Give the number of lines that hold the string "start". Nothing else is needed.

━━ DATA ROWS

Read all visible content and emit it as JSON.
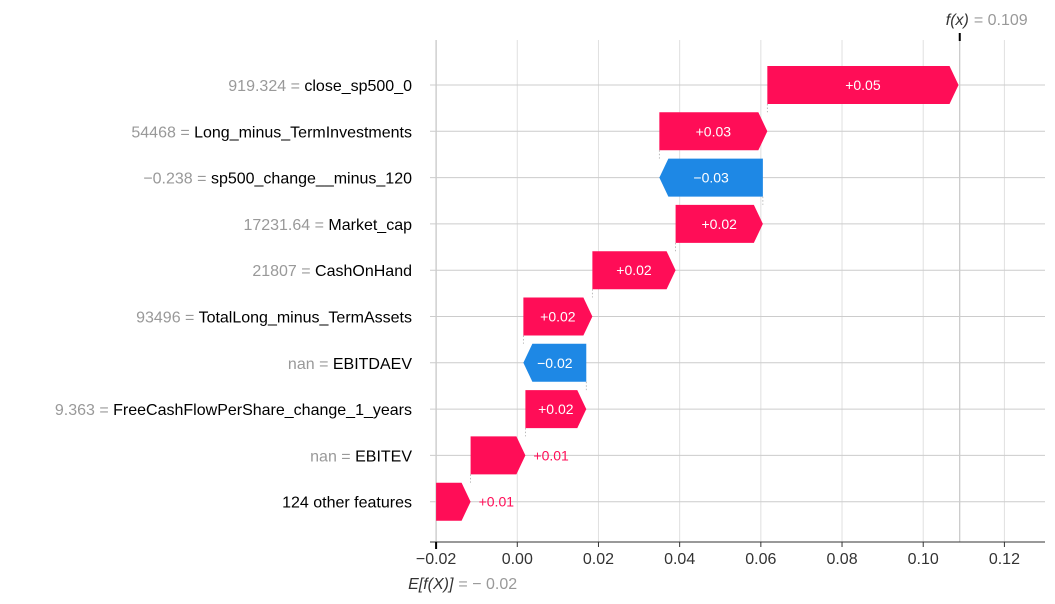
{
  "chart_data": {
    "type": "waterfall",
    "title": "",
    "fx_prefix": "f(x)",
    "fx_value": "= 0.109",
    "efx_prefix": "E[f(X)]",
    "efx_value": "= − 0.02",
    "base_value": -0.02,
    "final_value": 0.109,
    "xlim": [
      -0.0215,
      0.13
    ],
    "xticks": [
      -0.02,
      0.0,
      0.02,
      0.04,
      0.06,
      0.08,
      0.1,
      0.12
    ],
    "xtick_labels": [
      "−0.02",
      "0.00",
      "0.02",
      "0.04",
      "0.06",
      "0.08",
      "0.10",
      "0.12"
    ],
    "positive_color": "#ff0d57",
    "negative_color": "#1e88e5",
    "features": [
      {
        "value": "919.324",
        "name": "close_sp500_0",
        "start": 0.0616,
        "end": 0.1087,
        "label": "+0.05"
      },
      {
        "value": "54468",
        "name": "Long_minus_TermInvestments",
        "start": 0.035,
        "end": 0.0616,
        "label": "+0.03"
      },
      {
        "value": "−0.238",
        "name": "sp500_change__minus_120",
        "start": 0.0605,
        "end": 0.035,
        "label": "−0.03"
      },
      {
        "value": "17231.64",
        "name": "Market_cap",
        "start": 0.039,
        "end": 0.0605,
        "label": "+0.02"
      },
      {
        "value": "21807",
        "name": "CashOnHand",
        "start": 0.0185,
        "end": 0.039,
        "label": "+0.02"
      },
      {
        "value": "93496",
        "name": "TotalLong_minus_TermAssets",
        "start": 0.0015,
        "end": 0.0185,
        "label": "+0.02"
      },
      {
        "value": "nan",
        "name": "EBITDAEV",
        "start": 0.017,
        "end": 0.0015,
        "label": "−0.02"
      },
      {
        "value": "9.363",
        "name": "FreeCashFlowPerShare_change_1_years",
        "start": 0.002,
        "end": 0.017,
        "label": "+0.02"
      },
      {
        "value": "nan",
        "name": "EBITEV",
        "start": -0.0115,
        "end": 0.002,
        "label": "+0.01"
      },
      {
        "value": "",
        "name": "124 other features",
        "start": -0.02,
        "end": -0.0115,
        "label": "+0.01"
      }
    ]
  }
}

━━━━
━━ DATA ROWS

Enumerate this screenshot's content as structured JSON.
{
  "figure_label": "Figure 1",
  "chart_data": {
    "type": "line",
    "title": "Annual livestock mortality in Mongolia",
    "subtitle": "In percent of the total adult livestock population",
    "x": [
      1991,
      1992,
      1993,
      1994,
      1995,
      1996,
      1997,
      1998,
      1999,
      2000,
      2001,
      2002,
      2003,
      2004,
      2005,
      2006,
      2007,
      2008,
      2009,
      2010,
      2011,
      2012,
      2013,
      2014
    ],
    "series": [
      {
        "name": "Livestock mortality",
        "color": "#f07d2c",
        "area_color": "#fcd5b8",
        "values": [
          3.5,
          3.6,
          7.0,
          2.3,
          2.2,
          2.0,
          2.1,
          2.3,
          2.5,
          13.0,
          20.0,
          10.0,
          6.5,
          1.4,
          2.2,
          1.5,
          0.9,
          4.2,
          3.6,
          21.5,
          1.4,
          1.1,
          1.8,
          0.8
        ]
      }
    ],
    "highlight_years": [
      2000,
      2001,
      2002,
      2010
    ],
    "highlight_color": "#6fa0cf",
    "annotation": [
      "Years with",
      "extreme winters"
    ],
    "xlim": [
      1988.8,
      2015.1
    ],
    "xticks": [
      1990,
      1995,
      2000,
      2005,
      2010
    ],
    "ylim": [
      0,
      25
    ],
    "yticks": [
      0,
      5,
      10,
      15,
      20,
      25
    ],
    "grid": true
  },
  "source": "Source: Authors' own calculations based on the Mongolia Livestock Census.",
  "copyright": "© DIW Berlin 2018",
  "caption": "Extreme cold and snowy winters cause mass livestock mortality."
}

━━━━

RESULT FOR THIS EXERCISE: 10